SHORT PROBLEM = Search the data for the string "Theorie" and gather each line it is in.
○ ○ ○
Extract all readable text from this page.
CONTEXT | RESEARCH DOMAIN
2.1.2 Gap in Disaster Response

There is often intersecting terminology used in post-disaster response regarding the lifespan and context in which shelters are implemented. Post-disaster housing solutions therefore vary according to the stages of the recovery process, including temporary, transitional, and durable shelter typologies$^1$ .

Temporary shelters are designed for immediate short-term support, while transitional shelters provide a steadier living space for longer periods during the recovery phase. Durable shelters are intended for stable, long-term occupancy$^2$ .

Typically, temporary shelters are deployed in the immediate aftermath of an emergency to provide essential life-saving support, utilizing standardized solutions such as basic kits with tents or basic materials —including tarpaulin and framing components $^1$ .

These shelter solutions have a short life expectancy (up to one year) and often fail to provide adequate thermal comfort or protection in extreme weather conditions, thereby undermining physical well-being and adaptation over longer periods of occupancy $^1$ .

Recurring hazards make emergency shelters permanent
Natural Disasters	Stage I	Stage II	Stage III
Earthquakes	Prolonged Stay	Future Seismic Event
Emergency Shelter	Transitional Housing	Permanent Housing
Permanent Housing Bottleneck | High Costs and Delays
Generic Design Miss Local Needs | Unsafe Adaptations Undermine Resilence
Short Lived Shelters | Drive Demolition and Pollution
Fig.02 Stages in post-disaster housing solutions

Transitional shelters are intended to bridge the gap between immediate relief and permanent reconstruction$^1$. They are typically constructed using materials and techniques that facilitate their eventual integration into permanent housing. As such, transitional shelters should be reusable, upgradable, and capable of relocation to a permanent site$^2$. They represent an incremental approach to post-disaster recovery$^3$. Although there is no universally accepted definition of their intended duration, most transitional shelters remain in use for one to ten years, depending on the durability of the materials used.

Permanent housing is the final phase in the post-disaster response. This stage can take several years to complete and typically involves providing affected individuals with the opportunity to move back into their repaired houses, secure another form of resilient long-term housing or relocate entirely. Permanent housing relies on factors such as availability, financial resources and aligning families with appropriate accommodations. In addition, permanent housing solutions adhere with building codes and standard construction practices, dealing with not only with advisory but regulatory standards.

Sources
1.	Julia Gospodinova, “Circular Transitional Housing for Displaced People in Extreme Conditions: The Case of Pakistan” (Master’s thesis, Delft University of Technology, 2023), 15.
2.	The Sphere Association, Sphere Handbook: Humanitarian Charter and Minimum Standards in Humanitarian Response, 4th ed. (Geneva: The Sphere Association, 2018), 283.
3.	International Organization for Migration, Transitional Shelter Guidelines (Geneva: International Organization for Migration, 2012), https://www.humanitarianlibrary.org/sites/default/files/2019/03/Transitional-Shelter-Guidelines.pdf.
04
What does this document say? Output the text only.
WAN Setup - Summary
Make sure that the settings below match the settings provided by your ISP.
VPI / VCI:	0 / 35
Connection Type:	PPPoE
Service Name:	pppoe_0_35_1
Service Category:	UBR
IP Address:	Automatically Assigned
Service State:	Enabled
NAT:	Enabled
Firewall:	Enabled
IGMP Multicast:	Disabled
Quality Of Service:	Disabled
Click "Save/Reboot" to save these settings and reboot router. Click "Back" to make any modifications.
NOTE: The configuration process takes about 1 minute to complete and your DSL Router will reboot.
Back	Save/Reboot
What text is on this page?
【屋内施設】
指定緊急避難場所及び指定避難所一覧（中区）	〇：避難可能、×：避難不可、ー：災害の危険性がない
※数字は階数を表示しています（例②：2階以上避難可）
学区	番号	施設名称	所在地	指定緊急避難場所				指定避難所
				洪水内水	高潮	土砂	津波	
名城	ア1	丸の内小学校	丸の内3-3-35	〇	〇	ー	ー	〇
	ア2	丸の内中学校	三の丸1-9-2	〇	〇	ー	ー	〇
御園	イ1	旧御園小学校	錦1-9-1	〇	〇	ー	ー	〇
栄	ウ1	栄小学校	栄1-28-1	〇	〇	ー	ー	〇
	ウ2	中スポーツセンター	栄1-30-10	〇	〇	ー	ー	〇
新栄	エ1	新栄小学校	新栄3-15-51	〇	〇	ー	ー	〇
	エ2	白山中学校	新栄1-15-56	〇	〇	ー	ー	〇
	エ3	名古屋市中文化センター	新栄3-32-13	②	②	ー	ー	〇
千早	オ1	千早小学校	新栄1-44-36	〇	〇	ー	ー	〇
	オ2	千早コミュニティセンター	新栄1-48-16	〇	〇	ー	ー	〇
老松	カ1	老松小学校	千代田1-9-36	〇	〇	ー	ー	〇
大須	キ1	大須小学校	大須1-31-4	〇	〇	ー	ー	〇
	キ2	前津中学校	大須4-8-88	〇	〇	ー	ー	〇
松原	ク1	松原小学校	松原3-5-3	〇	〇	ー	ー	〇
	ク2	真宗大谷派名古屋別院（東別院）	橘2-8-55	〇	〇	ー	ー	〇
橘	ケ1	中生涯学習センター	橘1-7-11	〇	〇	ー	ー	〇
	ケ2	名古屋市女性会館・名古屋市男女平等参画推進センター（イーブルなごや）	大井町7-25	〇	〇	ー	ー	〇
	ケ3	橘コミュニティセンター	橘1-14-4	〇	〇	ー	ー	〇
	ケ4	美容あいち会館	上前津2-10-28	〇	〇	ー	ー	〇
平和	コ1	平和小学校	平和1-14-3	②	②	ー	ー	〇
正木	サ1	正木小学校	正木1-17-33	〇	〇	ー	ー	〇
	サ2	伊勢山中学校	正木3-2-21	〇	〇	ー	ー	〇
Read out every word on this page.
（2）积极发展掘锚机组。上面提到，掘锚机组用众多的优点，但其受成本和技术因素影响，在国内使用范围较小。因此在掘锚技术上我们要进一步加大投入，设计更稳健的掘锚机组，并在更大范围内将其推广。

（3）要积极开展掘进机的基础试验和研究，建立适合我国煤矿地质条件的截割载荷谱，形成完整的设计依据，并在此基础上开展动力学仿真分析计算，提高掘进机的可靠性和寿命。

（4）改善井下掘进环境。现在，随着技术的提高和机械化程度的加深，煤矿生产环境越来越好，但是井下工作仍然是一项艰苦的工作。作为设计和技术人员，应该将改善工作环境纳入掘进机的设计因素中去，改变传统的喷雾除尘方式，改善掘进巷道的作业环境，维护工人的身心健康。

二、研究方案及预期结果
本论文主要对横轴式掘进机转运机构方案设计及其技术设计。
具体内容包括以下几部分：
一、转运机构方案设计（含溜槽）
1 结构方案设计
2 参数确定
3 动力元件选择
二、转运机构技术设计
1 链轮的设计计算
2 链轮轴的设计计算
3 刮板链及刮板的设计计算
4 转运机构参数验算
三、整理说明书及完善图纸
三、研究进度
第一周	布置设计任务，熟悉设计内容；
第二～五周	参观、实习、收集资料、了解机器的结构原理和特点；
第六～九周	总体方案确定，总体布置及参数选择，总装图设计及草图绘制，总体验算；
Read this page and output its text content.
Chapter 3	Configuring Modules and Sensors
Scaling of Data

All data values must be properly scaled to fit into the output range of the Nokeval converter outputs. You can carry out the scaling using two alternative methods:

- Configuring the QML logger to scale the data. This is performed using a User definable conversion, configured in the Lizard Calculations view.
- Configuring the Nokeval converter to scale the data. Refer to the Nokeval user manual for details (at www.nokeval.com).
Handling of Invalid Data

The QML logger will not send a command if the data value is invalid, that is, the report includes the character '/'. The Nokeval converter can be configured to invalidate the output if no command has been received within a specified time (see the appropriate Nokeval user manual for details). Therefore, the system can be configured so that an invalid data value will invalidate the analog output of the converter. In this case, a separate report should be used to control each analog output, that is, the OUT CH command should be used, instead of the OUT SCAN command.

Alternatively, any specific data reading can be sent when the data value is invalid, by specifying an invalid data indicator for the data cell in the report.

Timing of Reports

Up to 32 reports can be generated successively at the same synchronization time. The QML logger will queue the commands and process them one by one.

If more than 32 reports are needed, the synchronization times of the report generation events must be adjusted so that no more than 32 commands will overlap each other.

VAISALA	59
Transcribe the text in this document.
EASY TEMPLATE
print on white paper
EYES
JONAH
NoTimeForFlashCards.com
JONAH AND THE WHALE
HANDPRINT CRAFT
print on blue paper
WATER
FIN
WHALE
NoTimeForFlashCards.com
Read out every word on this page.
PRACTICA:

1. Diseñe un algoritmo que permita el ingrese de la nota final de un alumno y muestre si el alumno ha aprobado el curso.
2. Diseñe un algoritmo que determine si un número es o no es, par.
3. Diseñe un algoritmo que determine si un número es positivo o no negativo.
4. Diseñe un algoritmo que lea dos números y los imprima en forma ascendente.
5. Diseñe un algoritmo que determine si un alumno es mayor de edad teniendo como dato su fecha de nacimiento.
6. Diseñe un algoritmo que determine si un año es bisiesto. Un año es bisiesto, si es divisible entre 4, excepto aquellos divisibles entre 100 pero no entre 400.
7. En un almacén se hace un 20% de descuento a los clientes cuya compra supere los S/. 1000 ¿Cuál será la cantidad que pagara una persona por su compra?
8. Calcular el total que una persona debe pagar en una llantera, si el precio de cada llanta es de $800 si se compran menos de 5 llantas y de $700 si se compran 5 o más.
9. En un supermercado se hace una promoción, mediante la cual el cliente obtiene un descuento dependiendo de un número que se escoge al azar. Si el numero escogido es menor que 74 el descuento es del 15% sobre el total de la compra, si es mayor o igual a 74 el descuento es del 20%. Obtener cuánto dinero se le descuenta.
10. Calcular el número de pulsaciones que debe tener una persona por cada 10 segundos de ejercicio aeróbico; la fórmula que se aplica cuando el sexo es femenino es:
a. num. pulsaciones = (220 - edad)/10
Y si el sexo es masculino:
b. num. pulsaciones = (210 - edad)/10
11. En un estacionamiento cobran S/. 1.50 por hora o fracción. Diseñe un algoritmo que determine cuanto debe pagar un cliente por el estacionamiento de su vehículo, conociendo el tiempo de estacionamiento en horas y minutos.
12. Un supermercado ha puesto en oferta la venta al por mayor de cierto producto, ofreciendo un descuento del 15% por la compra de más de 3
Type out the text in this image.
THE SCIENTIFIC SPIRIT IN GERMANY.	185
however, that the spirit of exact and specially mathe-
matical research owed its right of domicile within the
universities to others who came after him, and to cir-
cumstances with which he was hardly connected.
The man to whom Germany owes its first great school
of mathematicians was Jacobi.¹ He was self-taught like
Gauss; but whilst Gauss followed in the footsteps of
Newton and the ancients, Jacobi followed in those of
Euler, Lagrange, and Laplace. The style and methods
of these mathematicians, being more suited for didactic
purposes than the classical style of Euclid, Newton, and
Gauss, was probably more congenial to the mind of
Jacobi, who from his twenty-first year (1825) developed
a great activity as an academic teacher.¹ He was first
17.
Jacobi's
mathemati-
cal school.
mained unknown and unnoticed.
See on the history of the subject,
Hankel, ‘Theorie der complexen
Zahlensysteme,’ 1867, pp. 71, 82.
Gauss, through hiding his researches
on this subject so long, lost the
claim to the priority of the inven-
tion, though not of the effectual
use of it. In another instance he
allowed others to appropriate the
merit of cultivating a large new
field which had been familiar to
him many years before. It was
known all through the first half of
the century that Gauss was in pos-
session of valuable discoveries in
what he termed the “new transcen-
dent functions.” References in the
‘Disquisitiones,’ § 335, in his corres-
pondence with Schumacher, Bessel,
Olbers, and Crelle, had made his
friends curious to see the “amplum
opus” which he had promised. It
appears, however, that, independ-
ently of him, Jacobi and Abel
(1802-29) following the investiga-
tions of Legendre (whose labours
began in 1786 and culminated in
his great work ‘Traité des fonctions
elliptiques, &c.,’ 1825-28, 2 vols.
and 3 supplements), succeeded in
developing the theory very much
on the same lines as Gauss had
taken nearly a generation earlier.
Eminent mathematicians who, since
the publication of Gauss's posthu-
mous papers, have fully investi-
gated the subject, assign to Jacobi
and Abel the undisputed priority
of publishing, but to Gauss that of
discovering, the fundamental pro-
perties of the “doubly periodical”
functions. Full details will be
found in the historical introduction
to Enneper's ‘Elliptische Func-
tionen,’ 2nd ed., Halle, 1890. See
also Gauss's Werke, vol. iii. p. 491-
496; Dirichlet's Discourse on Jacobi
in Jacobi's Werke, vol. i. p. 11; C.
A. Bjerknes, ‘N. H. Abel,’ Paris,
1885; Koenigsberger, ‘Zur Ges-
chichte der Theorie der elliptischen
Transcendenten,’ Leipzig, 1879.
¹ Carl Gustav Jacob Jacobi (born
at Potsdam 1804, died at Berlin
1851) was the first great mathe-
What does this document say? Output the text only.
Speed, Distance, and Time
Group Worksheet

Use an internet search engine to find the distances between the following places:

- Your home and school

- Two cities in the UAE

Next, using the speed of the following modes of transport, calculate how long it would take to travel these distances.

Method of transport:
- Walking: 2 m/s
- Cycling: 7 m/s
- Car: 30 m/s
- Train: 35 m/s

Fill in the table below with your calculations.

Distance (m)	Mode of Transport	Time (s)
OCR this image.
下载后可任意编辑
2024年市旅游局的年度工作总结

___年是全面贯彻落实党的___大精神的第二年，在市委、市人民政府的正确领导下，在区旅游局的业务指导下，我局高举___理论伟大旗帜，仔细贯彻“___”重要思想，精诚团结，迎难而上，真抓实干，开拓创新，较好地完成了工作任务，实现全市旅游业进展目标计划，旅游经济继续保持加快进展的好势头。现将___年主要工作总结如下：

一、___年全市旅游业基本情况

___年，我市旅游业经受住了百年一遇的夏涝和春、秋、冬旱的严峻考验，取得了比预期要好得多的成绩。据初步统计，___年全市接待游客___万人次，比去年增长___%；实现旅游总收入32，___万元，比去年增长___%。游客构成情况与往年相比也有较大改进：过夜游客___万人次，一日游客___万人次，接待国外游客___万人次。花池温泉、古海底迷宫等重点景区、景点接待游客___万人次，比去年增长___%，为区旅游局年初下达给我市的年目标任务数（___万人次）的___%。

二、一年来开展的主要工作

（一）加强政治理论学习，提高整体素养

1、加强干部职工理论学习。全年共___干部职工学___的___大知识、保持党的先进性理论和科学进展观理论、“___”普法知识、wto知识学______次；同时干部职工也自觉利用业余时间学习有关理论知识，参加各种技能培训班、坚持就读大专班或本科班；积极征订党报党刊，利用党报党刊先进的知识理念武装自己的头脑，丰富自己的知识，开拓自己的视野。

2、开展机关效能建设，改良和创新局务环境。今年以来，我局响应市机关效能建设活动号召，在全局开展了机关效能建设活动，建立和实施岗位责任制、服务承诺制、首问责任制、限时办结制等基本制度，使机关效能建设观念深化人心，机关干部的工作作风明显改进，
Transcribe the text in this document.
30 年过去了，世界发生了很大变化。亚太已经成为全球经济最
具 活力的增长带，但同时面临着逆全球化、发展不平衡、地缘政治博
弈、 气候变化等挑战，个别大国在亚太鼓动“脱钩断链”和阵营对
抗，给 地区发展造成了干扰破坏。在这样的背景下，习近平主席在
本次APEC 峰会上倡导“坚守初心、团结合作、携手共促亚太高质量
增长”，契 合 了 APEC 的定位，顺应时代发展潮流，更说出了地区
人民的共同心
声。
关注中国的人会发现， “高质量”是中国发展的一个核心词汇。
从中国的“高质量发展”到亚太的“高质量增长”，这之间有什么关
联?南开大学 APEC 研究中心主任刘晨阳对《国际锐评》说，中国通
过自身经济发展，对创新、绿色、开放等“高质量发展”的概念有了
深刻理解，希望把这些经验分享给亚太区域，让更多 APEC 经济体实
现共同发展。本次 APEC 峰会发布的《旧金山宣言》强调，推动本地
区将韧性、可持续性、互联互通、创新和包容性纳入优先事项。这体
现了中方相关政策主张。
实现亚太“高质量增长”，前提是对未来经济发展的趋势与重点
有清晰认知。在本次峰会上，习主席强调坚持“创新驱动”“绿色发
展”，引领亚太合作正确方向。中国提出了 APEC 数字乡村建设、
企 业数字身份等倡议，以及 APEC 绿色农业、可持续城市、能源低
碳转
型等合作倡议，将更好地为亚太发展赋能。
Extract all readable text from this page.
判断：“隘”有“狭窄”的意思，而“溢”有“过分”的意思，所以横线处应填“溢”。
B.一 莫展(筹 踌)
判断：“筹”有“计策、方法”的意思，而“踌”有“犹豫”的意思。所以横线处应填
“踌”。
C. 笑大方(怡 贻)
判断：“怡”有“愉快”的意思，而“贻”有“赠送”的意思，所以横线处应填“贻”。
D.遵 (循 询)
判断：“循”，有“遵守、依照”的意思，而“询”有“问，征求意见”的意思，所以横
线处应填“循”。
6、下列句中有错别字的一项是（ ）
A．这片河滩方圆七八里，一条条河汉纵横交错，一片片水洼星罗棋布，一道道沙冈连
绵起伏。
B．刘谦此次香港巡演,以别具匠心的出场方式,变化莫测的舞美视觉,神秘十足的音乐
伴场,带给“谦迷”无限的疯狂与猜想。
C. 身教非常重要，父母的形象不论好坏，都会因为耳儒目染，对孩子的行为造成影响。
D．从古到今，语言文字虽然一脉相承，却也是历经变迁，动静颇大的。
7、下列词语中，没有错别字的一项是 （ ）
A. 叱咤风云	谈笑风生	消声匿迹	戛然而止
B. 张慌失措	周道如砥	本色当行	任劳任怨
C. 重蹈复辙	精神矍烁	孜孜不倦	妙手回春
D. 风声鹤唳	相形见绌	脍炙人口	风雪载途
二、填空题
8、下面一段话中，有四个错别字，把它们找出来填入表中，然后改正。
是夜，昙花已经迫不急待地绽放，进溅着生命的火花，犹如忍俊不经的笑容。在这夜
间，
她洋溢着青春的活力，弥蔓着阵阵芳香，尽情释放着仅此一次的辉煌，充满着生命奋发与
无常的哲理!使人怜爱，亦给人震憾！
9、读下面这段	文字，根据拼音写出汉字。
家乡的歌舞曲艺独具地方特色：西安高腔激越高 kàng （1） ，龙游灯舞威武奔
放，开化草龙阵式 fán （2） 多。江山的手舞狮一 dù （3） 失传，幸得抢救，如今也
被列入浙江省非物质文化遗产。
○ ○ ○
FULL SOLUTION =
Hankel, ‘Theorie der complexen
chichte der Theorie der elliptischen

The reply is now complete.